=== RECORDS SUPPLIED ===

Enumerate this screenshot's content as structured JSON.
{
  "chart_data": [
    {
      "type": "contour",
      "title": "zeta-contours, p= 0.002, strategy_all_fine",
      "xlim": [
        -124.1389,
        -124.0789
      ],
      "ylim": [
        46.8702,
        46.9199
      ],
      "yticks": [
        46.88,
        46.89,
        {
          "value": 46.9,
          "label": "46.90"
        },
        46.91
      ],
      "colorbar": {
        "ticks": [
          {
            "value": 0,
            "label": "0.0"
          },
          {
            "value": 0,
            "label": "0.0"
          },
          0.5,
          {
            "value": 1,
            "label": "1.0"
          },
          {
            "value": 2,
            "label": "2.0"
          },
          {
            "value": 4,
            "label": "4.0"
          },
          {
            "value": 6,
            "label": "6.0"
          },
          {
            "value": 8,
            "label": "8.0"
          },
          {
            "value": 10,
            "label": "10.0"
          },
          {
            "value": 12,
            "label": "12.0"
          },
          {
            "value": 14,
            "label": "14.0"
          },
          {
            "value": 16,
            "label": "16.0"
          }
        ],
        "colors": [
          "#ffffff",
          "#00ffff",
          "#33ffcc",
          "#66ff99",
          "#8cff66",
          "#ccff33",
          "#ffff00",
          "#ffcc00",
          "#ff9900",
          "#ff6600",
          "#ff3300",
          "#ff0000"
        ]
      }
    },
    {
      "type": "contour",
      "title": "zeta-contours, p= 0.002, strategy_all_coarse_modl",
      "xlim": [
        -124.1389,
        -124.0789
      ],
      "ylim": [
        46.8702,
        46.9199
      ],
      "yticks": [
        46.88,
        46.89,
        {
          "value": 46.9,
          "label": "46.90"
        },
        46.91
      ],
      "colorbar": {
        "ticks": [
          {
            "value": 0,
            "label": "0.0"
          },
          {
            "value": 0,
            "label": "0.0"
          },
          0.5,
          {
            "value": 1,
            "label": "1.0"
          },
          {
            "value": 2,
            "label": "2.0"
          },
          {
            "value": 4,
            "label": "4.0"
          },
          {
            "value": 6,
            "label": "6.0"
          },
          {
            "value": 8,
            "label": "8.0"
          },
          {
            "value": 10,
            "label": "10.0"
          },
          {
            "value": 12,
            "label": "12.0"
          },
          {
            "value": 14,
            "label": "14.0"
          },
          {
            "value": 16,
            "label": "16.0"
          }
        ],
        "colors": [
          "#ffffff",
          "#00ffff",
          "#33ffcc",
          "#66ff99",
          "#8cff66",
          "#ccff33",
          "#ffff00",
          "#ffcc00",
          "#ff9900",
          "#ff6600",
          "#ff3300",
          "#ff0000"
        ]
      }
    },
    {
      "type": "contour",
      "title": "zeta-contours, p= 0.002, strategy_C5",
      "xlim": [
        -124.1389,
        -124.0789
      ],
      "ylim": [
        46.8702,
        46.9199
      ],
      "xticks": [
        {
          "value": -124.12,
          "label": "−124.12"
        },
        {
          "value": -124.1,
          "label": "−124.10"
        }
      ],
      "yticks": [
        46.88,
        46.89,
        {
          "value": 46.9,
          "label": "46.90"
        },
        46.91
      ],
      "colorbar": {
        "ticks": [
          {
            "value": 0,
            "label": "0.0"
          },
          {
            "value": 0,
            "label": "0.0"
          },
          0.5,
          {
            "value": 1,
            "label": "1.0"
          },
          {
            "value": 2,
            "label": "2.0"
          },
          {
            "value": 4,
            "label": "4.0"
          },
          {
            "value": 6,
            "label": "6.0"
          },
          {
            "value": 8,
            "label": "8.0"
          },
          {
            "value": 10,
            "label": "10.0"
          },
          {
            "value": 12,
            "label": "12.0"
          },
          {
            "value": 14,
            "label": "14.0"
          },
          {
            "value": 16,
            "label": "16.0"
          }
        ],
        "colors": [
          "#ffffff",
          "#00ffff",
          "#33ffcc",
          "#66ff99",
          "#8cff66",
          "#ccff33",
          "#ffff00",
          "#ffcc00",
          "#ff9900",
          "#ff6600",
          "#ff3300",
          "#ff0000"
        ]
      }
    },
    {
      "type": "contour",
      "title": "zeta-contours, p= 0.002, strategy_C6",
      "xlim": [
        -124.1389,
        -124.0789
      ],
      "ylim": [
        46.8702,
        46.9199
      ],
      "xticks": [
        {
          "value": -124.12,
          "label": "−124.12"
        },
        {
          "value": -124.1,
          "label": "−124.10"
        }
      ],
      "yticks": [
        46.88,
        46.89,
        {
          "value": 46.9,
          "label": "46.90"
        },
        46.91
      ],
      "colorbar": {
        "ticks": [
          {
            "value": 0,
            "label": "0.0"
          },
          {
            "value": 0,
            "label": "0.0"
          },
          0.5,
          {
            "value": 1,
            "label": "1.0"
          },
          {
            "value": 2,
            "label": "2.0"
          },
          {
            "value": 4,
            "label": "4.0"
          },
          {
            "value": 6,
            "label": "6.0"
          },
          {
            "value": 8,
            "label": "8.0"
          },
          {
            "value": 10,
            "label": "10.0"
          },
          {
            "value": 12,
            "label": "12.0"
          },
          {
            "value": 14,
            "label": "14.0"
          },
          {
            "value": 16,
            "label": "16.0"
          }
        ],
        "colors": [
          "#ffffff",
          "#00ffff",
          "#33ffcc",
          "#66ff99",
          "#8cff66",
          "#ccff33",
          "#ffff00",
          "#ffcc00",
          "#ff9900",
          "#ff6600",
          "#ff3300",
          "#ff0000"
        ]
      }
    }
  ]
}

===

__EXERCISE OBJECTIVE__
Type the whole listing again, unaltered.

__PROBLEM SOLUTION__
Enumerate this screenshot's content as structured JSON.
{
  "chart_data": [
    {
      "type": "contour",
      "title": "zeta-contours, p= 0.002, strategy_all_fine",
      "xlim": [
        -124.1389,
        -124.0789
      ],
      "ylim": [
        46.8702,
        46.9199
      ],
      "yticks": [
        46.88,
        46.89,
        {
          "value": 46.9,
          "label": "46.90"
        },
        46.91
      ],
      "colorbar": {
        "ticks": [
          {
            "value": 0,
            "label": "0.0"
          },
          {
            "value": 0,
            "label": "0.0"
          },
          0.5,
          {
            "value": 1,
            "label": "1.0"
          },
          {
            "value": 2,
            "label": "2.0"
          },
          {
            "value": 4,
            "label": "4.0"
          },
          {
            "value": 6,
            "label": "6.0"
          },
          {
            "value": 8,
            "label": "8.0"
          },
          {
            "value": 10,
            "label": "10.0"
          },
          {
            "value": 12,
            "label": "12.0"
          },
          {
            "value": 14,
            "label": "14.0"
          },
          {
            "value": 16,
            "label": "16.0"
          }
        ],
        "colors": [
          "#ffffff",
          "#00ffff",
          "#33ffcc",
          "#66ff99",
          "#8cff66",
          "#ccff33",
          "#ffff00",
          "#ffcc00",
          "#ff9900",
          "#ff6600",
          "#ff3300",
          "#ff0000"
        ]
      }
    },
    {
      "type": "contour",
      "title": "zeta-contours, p= 0.002, strategy_all_coarse_modl",
      "xlim": [
        -124.1389,
        -124.0789
      ],
      "ylim": [
        46.8702,
        46.9199
      ],
      "yticks": [
        46.88,
        46.89,
        {
          "value": 46.9,
          "label": "46.90"
        },
        46.91
      ],
      "colorbar": {
        "ticks": [
          {
            "value": 0,
            "label": "0.0"
          },
          {
            "value": 0,
            "label": "0.0"
          },
          0.5,
          {
            "value": 1,
            "label": "1.0"
          },
          {
            "value": 2,
            "label": "2.0"
          },
          {
            "value": 4,
            "label": "4.0"
          },
          {
            "value": 6,
            "label": "6.0"
          },
          {
            "value": 8,
            "label": "8.0"
          },
          {
            "value": 10,
            "label": "10.0"
          },
          {
            "value": 12,
            "label": "12.0"
          },
          {
            "value": 14,
            "label": "14.0"
          },
          {
            "value": 16,
            "label": "16.0"
          }
        ],
        "colors": [
          "#ffffff",
          "#00ffff",
          "#33ffcc",
          "#66ff99",
          "#8cff66",
          "#ccff33",
          "#ffff00",
          "#ffcc00",
          "#ff9900",
          "#ff6600",
          "#ff3300",
          "#ff0000"
        ]
      }
    },
    {
      "type": "contour",
      "title": "zeta-contours, p= 0.002, strategy_C5",
      "xlim": [
        -124.1389,
        -124.0789
      ],
      "ylim": [
        46.8702,
        46.9199
      ],
      "xticks": [
        {
          "value": -124.12,
          "label": "−124.12"
        },
        {
          "value": -124.1,
          "label": "−124.10"
        }
      ],
      "yticks": [
        46.88,
        46.89,
        {
          "value": 46.9,
          "label": "46.90"
        },
        46.91
      ],
      "colorbar": {
        "ticks": [
          {
            "value": 0,
            "label": "0.0"
          },
          {
            "value": 0,
            "label": "0.0"
          },
          0.5,
          {
            "value": 1,
            "label": "1.0"
          },
          {
            "value": 2,
            "label": "2.0"
          },
          {
            "value": 4,
            "label": "4.0"
          },
          {
            "value": 6,
            "label": "6.0"
          },
          {
            "value": 8,
            "label": "8.0"
          },
          {
            "value": 10,
            "label": "10.0"
          },
          {
            "value": 12,
            "label": "12.0"
          },
          {
            "value": 14,
            "label": "14.0"
          },
          {
            "value": 16,
            "label": "16.0"
          }
        ],
        "colors": [
          "#ffffff",
          "#00ffff",
          "#33ffcc",
          "#66ff99",
          "#8cff66",
          "#ccff33",
          "#ffff00",
          "#ffcc00",
          "#ff9900",
          "#ff6600",
          "#ff3300",
          "#ff0000"
        ]
      }
    },
    {
      "type": "contour",
      "title": "zeta-contours, p= 0.002, strategy_C6",
      "xlim": [
        -124.1389,
        -124.0789
      ],
      "ylim": [
        46.8702,
        46.9199
      ],
      "xticks": [
        {
          "value": -124.12,
          "label": "−124.12"
        },
        {
          "value": -124.1,
          "label": "−124.10"
        }
      ],
      "yticks": [
        46.88,
        46.89,
        {
          "value": 46.9,
          "label": "46.90"
        },
        46.91
      ],
      "colorbar": {
        "ticks": [
          {
            "value": 0,
            "label": "0.0"
          },
          {
            "value": 0,
            "label": "0.0"
          },
          0.5,
          {
            "value": 1,
            "label": "1.0"
          },
          {
            "value": 2,
            "label": "2.0"
          },
          {
            "value": 4,
            "label": "4.0"
          },
          {
            "value": 6,
            "label": "6.0"
          },
          {
            "value": 8,
            "label": "8.0"
          },
          {
            "value": 10,
            "label": "10.0"
          },
          {
            "value": 12,
            "label": "12.0"
          },
          {
            "value": 14,
            "label": "14.0"
          },
          {
            "value": 16,
            "label": "16.0"
          }
        ],
        "colors": [
          "#ffffff",
          "#00ffff",
          "#33ffcc",
          "#66ff99",
          "#8cff66",
          "#ccff33",
          "#ffff00",
          "#ffcc00",
          "#ff9900",
          "#ff6600",
          "#ff3300",
          "#ff0000"
        ]
      }
    }
  ]
}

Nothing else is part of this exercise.